# Direction:
Reproduce the data exactly.

>>>

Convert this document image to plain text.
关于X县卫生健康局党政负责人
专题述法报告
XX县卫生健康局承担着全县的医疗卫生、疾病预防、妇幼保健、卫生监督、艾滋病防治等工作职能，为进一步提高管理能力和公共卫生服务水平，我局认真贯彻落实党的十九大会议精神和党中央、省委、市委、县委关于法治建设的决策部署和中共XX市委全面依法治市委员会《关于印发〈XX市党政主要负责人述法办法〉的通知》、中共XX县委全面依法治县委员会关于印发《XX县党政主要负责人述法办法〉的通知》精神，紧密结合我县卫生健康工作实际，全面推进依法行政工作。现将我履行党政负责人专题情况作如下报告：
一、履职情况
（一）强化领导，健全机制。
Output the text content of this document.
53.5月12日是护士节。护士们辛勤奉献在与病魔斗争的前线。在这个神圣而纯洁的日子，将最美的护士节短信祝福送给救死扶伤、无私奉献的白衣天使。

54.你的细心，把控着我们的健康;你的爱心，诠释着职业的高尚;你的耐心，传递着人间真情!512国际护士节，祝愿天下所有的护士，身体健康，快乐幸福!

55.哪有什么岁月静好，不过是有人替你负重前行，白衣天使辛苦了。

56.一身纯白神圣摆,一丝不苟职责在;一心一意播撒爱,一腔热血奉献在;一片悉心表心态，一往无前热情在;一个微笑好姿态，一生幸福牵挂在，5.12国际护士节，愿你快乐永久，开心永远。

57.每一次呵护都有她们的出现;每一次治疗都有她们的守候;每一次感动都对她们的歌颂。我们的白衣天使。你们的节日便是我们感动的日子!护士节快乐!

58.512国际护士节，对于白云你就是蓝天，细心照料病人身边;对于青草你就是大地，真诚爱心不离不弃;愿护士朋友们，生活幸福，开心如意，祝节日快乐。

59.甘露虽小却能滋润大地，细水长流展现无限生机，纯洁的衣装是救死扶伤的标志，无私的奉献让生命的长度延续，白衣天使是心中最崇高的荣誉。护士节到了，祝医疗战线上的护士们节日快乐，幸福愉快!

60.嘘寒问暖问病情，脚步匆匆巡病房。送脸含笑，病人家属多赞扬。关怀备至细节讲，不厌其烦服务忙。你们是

<<<

# Solution to this task:
Convert this document image to plain text.
关于X县卫生健康局党政负责人
专题述法报告
XX县卫生健康局承担着全县的医疗卫生、疾病预防、妇幼保健、卫生监督、艾滋病防治等工作职能，为进一步提高管理能力和公共卫生服务水平，我局认真贯彻落实党的十九大会议精神和党中央、省委、市委、县委关于法治建设的决策部署和中共XX市委全面依法治市委员会《关于印发〈XX市党政主要负责人述法办法〉的通知》、中共XX县委全面依法治县委员会关于印发《XX县党政主要负责人述法办法〉的通知》精神，紧密结合我县卫生健康工作实际，全面推进依法行政工作。现将我履行党政负责人专题情况作如下报告：
一、履职情况
（一）强化领导，健全机制。
Output the text content of this document.
53.5月12日是护士节。护士们辛勤奉献在与病魔斗争的前线。在这个神圣而纯洁的日子，将最美的护士节短信祝福送给救死扶伤、无私奉献的白衣天使。

54.你的细心，把控着我们的健康;你的爱心，诠释着职业的高尚;你的耐心，传递着人间真情!512国际护士节，祝愿天下所有的护士，身体健康，快乐幸福!

55.哪有什么岁月静好，不过是有人替你负重前行，白衣天使辛苦了。

56.一身纯白神圣摆,一丝不苟职责在;一心一意播撒爱,一腔热血奉献在;一片悉心表心态，一往无前热情在;一个微笑好姿态，一生幸福牵挂在，5.12国际护士节，愿你快乐永久，开心永远。

57.每一次呵护都有她们的出现;每一次治疗都有她们的守候;每一次感动都对她们的歌颂。我们的白衣天使。你们的节日便是我们感动的日子!护士节快乐!

58.512国际护士节，对于白云你就是蓝天，细心照料病人身边;对于青草你就是大地，真诚爱心不离不弃;愿护士朋友们，生活幸福，开心如意，祝节日快乐。

59.甘露虽小却能滋润大地，细水长流展现无限生机，纯洁的衣装是救死扶伤的标志，无私的奉献让生命的长度延续，白衣天使是心中最崇高的荣誉。护士节到了，祝医疗战线上的护士们节日快乐，幸福愉快!

60.嘘寒问暖问病情，脚步匆匆巡病房。送脸含笑，病人家属多赞扬。关怀备至细节讲，不厌其烦服务忙。你们是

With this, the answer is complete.